Below is a block of data; give all of it again word for word.
--- START Data extract ---
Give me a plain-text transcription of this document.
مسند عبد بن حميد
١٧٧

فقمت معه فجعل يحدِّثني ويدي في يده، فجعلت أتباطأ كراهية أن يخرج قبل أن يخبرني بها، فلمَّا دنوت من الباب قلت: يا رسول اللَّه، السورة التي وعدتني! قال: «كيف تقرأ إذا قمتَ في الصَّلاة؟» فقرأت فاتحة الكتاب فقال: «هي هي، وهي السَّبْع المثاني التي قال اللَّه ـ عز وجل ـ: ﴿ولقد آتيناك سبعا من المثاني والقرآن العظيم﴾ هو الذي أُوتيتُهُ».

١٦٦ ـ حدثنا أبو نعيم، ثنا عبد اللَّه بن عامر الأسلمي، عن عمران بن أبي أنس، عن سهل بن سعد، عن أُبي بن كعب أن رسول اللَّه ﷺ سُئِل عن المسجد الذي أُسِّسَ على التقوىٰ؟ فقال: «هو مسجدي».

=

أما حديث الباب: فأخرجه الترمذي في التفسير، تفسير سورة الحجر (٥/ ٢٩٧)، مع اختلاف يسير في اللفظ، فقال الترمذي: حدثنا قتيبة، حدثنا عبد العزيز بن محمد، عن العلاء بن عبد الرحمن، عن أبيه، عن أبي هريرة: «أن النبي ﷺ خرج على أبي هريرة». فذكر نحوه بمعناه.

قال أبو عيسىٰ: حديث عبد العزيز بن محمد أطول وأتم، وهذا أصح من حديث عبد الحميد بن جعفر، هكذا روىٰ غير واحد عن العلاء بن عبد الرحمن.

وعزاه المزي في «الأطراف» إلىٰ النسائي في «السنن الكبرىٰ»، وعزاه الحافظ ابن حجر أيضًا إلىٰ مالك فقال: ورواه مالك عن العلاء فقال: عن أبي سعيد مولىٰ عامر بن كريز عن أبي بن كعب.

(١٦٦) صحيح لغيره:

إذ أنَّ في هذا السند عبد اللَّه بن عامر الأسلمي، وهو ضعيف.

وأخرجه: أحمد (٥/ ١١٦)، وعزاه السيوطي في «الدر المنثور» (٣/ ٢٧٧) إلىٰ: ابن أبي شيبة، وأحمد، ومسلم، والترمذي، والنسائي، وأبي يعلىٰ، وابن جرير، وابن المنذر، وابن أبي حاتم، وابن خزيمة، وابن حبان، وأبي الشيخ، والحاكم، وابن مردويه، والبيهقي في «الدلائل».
--- END Data extract ---
● Exercise response
Give me a plain-text transcription of this document.
مسند عبد بن حميد
١٧٧

فقمت معه فجعل يحدِّثني ويدي في يده، فجعلت أتباطأ كراهية أن يخرج قبل أن يخبرني بها، فلمَّا دنوت من الباب قلت: يا رسول اللَّه، السورة التي وعدتني! قال: «كيف تقرأ إذا قمتَ في الصَّلاة؟» فقرأت فاتحة الكتاب فقال: «هي هي، وهي السَّبْع المثاني التي قال اللَّه ـ عز وجل ـ: ﴿ولقد آتيناك سبعا من المثاني والقرآن العظيم﴾ هو الذي أُوتيتُهُ».

١٦٦ ـ حدثنا أبو نعيم، ثنا عبد اللَّه بن عامر الأسلمي، عن عمران بن أبي أنس، عن سهل بن سعد، عن أُبي بن كعب أن رسول اللَّه ﷺ سُئِل عن المسجد الذي أُسِّسَ على التقوىٰ؟ فقال: «هو مسجدي».

=

أما حديث الباب: فأخرجه الترمذي في التفسير، تفسير سورة الحجر (٥/ ٢٩٧)، مع اختلاف يسير في اللفظ، فقال الترمذي: حدثنا قتيبة، حدثنا عبد العزيز بن محمد، عن العلاء بن عبد الرحمن، عن أبيه، عن أبي هريرة: «أن النبي ﷺ خرج على أبي هريرة». فذكر نحوه بمعناه.

قال أبو عيسىٰ: حديث عبد العزيز بن محمد أطول وأتم، وهذا أصح من حديث عبد الحميد بن جعفر، هكذا روىٰ غير واحد عن العلاء بن عبد الرحمن.

وعزاه المزي في «الأطراف» إلىٰ النسائي في «السنن الكبرىٰ»، وعزاه الحافظ ابن حجر أيضًا إلىٰ مالك فقال: ورواه مالك عن العلاء فقال: عن أبي سعيد مولىٰ عامر بن كريز عن أبي بن كعب.

(١٦٦) صحيح لغيره:

إذ أنَّ في هذا السند عبد اللَّه بن عامر الأسلمي، وهو ضعيف.

وأخرجه: أحمد (٥/ ١١٦)، وعزاه السيوطي في «الدر المنثور» (٣/ ٢٧٧) إلىٰ: ابن أبي شيبة، وأحمد، ومسلم، والترمذي، والنسائي، وأبي يعلىٰ، وابن جرير، وابن المنذر، وابن أبي حاتم، وابن خزيمة، وابن حبان، وأبي الشيخ، والحاكم، وابن مردويه، والبيهقي في «الدلائل».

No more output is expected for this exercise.